**AIM OF THE TASK:**
Render all of the material below as a Markdown table with two columns, Row and Text. Number each line in Row, put the line itself in Text, skip blank lines, and leave the pictures out.

········

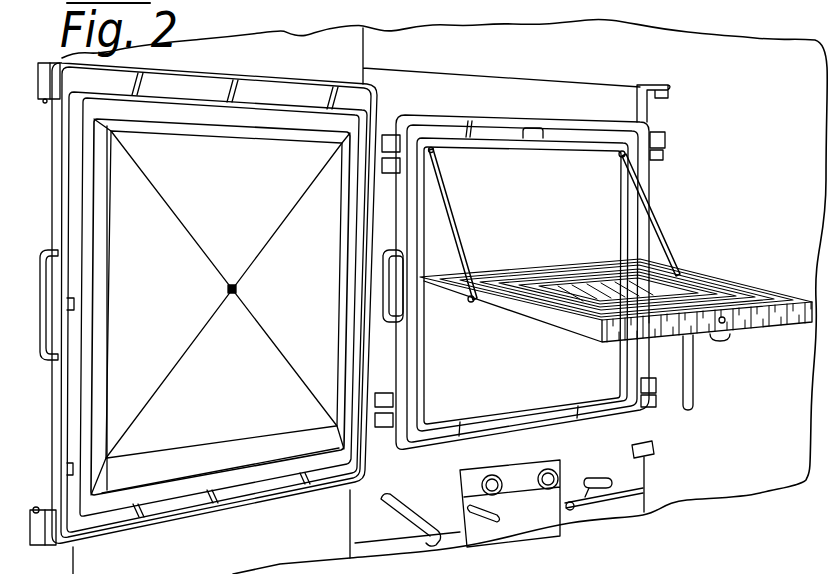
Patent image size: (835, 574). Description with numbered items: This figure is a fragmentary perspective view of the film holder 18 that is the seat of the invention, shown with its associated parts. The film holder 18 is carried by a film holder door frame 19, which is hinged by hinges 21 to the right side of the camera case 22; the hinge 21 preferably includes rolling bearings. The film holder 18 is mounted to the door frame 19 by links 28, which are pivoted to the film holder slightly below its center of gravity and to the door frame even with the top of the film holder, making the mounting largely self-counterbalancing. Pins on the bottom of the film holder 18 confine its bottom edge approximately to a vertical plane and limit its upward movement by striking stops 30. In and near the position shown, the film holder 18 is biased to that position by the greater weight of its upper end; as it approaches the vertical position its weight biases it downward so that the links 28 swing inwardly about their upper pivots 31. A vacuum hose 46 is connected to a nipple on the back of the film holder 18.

The film holder 18 is at (706, 281).
The film holder door frame 19 is at (643, 178).
The hinge 21 is at (665, 141).
The camera case 22 is at (652, 108).
The links 28 is at (452, 230).
The stops 30 is at (470, 300).
The upper pivots 31 is at (619, 157).
The vacuum hose 46 is at (694, 378).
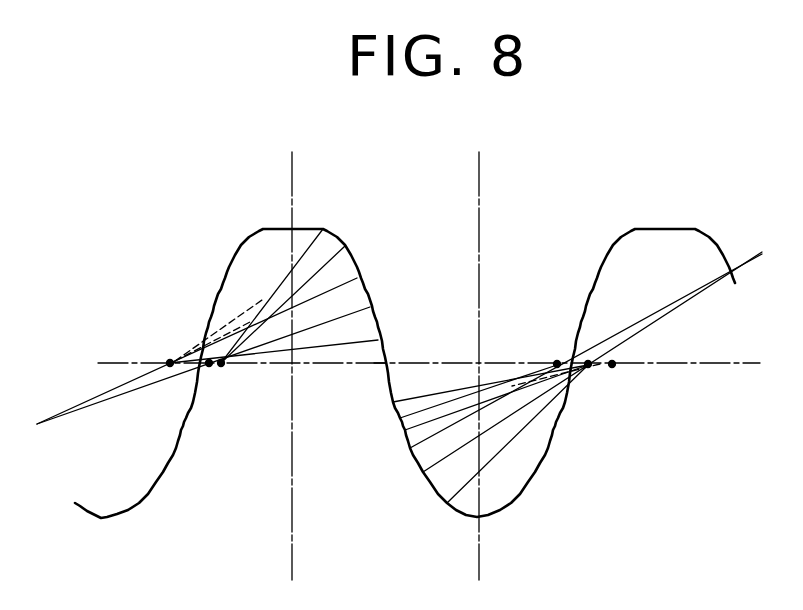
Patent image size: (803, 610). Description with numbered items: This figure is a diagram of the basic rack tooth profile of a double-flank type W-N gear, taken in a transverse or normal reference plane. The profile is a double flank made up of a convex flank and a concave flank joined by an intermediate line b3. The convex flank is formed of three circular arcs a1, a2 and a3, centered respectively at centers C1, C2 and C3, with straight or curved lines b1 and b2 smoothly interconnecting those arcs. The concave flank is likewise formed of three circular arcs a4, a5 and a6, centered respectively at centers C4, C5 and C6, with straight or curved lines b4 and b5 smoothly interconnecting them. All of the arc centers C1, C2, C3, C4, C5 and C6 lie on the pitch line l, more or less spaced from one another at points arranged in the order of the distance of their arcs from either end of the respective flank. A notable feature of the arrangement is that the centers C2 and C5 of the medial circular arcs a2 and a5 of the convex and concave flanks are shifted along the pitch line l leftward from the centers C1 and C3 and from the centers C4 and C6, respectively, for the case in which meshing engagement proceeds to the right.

The circular arc a1 is at (287, 285).
The straight or curved line b1 is at (275, 297).
The circular arc a2 is at (214, 339).
The straight or curved line b2 is at (220, 353).
The circular arc a3 is at (290, 335).
The intermediate line b3 is at (397, 365).
The circular arc a4 is at (476, 390).
The straight or curved line b4 is at (462, 405).
The circular arc a5 is at (480, 416).
The straight or curved line b5 is at (573, 373).
The circular arc a6 is at (582, 381).
The arc center C1 is at (223, 366).
The arc center C2 is at (170, 361).
The arc center C3 is at (209, 366).
The arc center C4 is at (613, 367).
The arc center C5 is at (556, 361).
The arc center C6 is at (590, 361).
The pitch line l is at (429, 352).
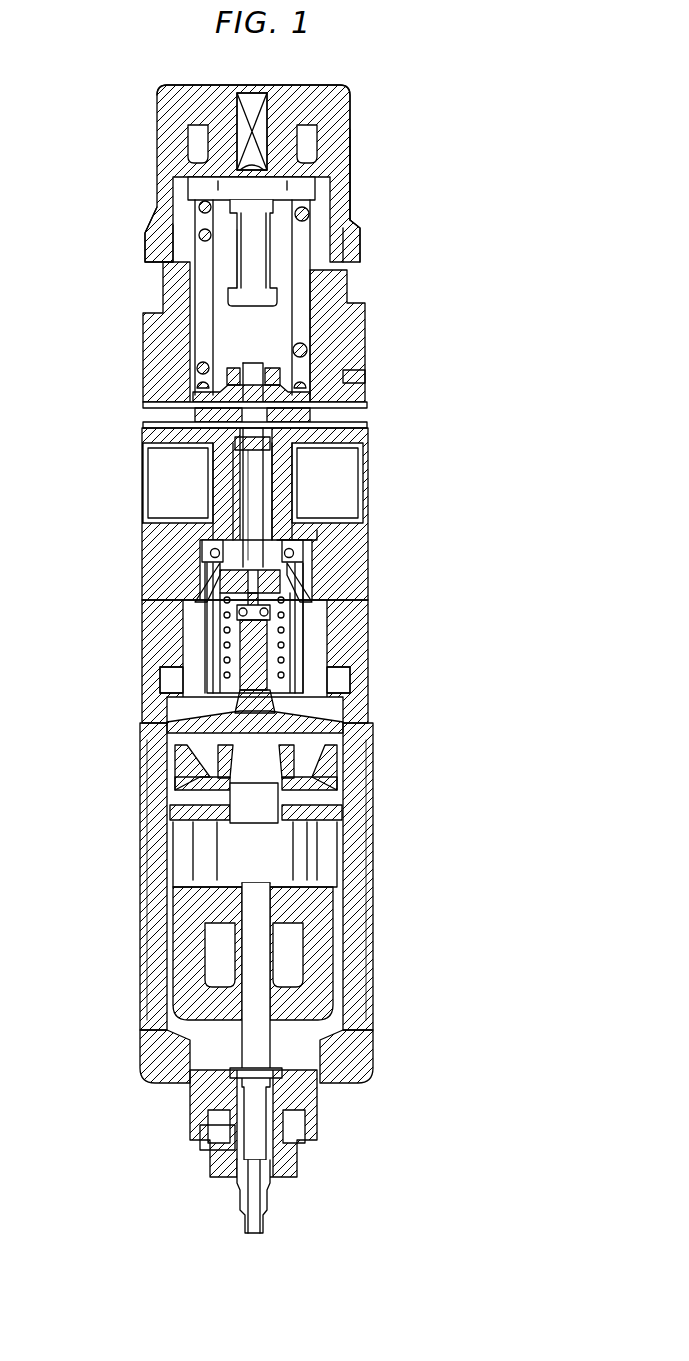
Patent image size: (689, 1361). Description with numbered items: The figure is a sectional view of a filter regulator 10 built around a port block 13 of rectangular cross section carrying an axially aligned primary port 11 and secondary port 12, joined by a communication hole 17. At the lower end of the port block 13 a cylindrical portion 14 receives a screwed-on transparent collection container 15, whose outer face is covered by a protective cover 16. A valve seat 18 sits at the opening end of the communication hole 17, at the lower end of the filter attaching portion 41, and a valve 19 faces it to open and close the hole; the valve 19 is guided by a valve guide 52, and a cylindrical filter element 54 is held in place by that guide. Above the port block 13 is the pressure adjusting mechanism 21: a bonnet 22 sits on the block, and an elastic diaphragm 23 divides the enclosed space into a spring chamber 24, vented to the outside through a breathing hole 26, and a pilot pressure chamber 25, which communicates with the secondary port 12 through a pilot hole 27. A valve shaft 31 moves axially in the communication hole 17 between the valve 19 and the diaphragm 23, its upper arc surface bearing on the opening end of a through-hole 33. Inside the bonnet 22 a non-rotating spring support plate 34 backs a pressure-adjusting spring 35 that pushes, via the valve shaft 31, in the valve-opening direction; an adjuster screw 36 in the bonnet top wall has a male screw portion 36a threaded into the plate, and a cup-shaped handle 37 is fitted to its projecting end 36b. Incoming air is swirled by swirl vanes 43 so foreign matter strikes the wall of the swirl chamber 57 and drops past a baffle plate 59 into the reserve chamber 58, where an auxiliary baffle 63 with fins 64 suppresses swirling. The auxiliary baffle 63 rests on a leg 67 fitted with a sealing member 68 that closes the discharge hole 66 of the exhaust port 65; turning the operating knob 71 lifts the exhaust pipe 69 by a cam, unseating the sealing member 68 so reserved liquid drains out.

The filter regulator 10 is at (358, 80).
The pressure adjusting mechanism 21 is at (150, 160).
The projecting end 36b is at (238, 104).
The bonnet 22 is at (150, 218).
The handle 37 is at (345, 112).
The spring support plate 34 is at (307, 192).
The pressure-adjusting spring 35 is at (300, 215).
The adjuster screw 36 is at (262, 268).
The male screw portion 36a is at (247, 262).
The spring chamber 24 is at (313, 317).
The breathing hole 26 is at (353, 375).
The diaphragm 23 is at (195, 398).
The through-hole 33 is at (242, 365).
The pilot pressure chamber 25 is at (200, 425).
The port block 13 is at (150, 543).
The primary port 11 is at (163, 483).
The secondary port 12 is at (350, 503).
The communication hole 17 is at (230, 512).
The pilot hole 27 is at (310, 442).
The valve shaft 31 is at (257, 525).
The valve seat 18 is at (205, 560).
The valve 19 is at (300, 577).
The filter attaching portion 41 is at (287, 542).
The swirl vanes 43 is at (195, 597).
The cylindrical portion 14 is at (345, 643).
The valve guide 52 is at (195, 710).
The filter element 54 is at (195, 663).
The swirl chamber 57 is at (317, 670).
The baffle plate 59 is at (320, 718).
The protective cover 16 is at (367, 780).
The collection container 15 is at (350, 813).
The exhaust port 65 is at (330, 1073).
The fins 64 is at (183, 763).
The auxiliary baffle 63 is at (213, 812).
The reserve chamber 58 is at (330, 860).
The leg 67 is at (320, 957).
The sealing member 68 is at (235, 1043).
The discharge hole 66 is at (220, 1110).
The exhaust pipe 69 is at (230, 1137).
The operating knob 71 is at (317, 1120).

········

**CORRECT RESPONSE:**
| Row | Text |
|---|---|
| 1 | Patent image size: (835, 574). Description with numbered items: This figure is a fragmentary perspective view of the film holder 18 that is the seat of the invention, shown with its associated parts. The film holder 18 is carried by a film holder door frame 19, which is hinged by hinges 21 to the right side of the camera case 22; the hinge 21 preferably includes rolling bearings. The film holder 18 is mounted to the door frame 19 by links 28, which are pivoted to the film holder slightly below its center of gravity and to the door frame even with the top of the film holder, making the mounting largely self-counterbalancing. Pins on the bottom of the film holder 18 confine its bottom edge approximately to a vertical plane and limit its upward movement by striking stops 30. In and near the position shown, the film holder 18 is biased to that position by the greater weight of its upper end; as it approaches the vertical position its weight biases it downward so that the links 28 swing inwardly about their upper pivots 31. A vacuum hose 46 is connected to a nipple on the back of the film holder 18. |
| 2 | The film holder 18 is at (706, 281). |
| 3 | The film holder door frame 19 is at (643, 178). |
| 4 | The hinge 21 is at (665, 141). |
| 5 | The camera case 22 is at (652, 108). |
| 6 | The links 28 is at (452, 230). |
| 7 | The stops 30 is at (470, 300). |
| 8 | The upper pivots 31 is at (619, 157). |
| 9 | The vacuum hose 46 is at (694, 378). |
| 10 | Patent image size: (803, 610). Description with numbered items: This figure is a diagram of the basic rack tooth profile of a double-flank type W-N gear, taken in a transverse or normal reference plane. The profile is a double flank made up of a convex flank and a concave flank joined by an intermediate line b3. The convex flank is formed of three circular arcs a1, a2 and a3, centered respectively at centers C1, C2 and C3, with straight or curved lines b1 and b2 smoothly interconnecting those arcs. The concave flank is likewise formed of three circular arcs a4, a5 and a6, centered respectively at centers C4, C5 and C6, with straight or curved lines b4 and b5 smoothly interconnecting them. All of the arc centers C1, C2, C3, C4, C5 and C6 lie on the pitch line l, more or less spaced from one another at points arranged in the order of the distance of their arcs from either end of the respective flank. A notable feature of the arrangement is that the centers C2 and C5 of the medial circular arcs a2 and a5 of the convex and concave flanks are shifted along the pitch line l leftward from the centers C1 and C3 and from the centers C4 and C6, respectively, for the case in which meshing engagement proceeds to the right. |
| 11 | The circular arc a1 is at (287, 285). |
| 12 | The straight or curved line b1 is at (275, 297). |
| 13 | The circular arc a2 is at (214, 339). |
| 14 | The straight or curved line b2 is at (220, 353). |
| 15 | The circular arc a3 is at (290, 335). |
| 16 | The intermediate line b3 is at (397, 365). |
| 17 | The circular arc a4 is at (476, 390). |
| 18 | The straight or curved line b4 is at (462, 405). |
| 19 | The circular arc a5 is at (480, 416). |
| 20 | The straight or curved line b5 is at (573, 373). |
| 21 | The circular arc a6 is at (582, 381). |
| 22 | The arc center C1 is at (223, 366). |
| 23 | The arc center C2 is at (170, 361). |
| 24 | The arc center C3 is at (209, 366). |
| 25 | The arc center C4 is at (613, 367). |
| 26 | The arc center C5 is at (556, 361). |
| 27 | The arc center C6 is at (590, 361). |
| 28 | The pitch line l is at (429, 352). |
| 29 | Patent image size: (689, 1361). Description with numbered items: The figure is a sectional view of a filter regulator 10 built around a port block 13 of rectangular cross section carrying an axially aligned primary port 11 and secondary port 12, joined by a communication hole 17. At the lower end of the port block 13 a cylindrical portion 14 receives a screwed-on transparent collection container 15, whose outer face is covered by a protective cover 16. A valve seat 18 sits at the opening end of the communication hole 17, at the lower end of the filter attaching portion 41, and a valve 19 faces it to open and close the hole; the valve 19 is guided by a valve guide 52, and a cylindrical filter element 54 is held in place by that guide. Above the port block 13 is the pressure adjusting mechanism 21: a bonnet 22 sits on the block, and an elastic diaphragm 23 divides the enclosed space into a spring chamber 24, vented to the outside through a breathing hole 26, and a pilot pressure chamber 25, which communicates with the secondary port 12 through a pilot hole 27. A valve shaft 31 moves axially in the communication hole 17 between the valve 19 and the diaphragm 23, its upper arc surface bearing on the opening end of a through-hole 33. Inside the bonnet 22 a non-rotating spring support plate 34 backs a pressure-adjusting spring 35 that pushes, via the valve shaft 31, in the valve-opening direction; an adjuster screw 36 in the bonnet top wall has a male screw portion 36a threaded into the plate, and a cup-shaped handle 37 is fitted to its projecting end 36b. Incoming air is swirled by swirl vanes 43 so foreign matter strikes the wall of the swirl chamber 57 and drops past a baffle plate 59 into the reserve chamber 58, where an auxiliary baffle 63 with fins 64 suppresses swirling. The auxiliary baffle 63 rests on a leg 67 fitted with a sealing member 68 that closes the discharge hole 66 of the exhaust port 65; turning the operating knob 71 lifts the exhaust pipe 69 by a cam, unseating the sealing member 68 so reserved liquid drains out. |
| 30 | The filter regulator 10 is at (358, 80). |
| 31 | The pressure adjusting mechanism 21 is at (150, 160). |
| 32 | The projecting end 36b is at (238, 104). |
| 33 | The bonnet 22 is at (150, 218). |
| 34 | The handle 37 is at (345, 112). |
| 35 | The spring support plate 34 is at (307, 192). |
| 36 | The pressure-adjusting spring 35 is at (300, 215). |
| 37 | The adjuster screw 36 is at (262, 268). |
| 38 | The male screw portion 36a is at (247, 262). |
| 39 | The spring chamber 24 is at (313, 317). |
| 40 | The breathing hole 26 is at (353, 375). |
| 41 | The diaphragm 23 is at (195, 398). |
| 42 | The through-hole 33 is at (242, 365). |
| 43 | The pilot pressure chamber 25 is at (200, 425). |
| 44 | The port block 13 is at (150, 543). |
| 45 | The primary port 11 is at (163, 483). |
| 46 | The secondary port 12 is at (350, 503). |
| 47 | The communication hole 17 is at (230, 512). |
| 48 | The pilot hole 27 is at (310, 442). |
| 49 | The valve shaft 31 is at (257, 525). |
| 50 | The valve seat 18 is at (205, 560). |
| 51 | The valve 19 is at (300, 577). |
| 52 | The filter attaching portion 41 is at (287, 542). |
| 53 | The swirl vanes 43 is at (195, 597). |
| 54 | The cylindrical portion 14 is at (345, 643). |
| 55 | The valve guide 52 is at (195, 710). |
| 56 | The filter element 54 is at (195, 663). |
| 57 | The swirl chamber 57 is at (317, 670). |
| 58 | The baffle plate 59 is at (320, 718). |
| 59 | The protective cover 16 is at (367, 780). |
| 60 | The collection container 15 is at (350, 813). |
| 61 | The exhaust port 65 is at (330, 1073). |
| 62 | The fins 64 is at (183, 763). |
| 63 | The auxiliary baffle 63 is at (213, 812). |
| 64 | The reserve chamber 58 is at (330, 860). |
| 65 | The leg 67 is at (320, 957). |
| 66 | The sealing member 68 is at (235, 1043). |
| 67 | The discharge hole 66 is at (220, 1110). |
| 68 | The exhaust pipe 69 is at (230, 1137). |
| 69 | The operating knob 71 is at (317, 1120). |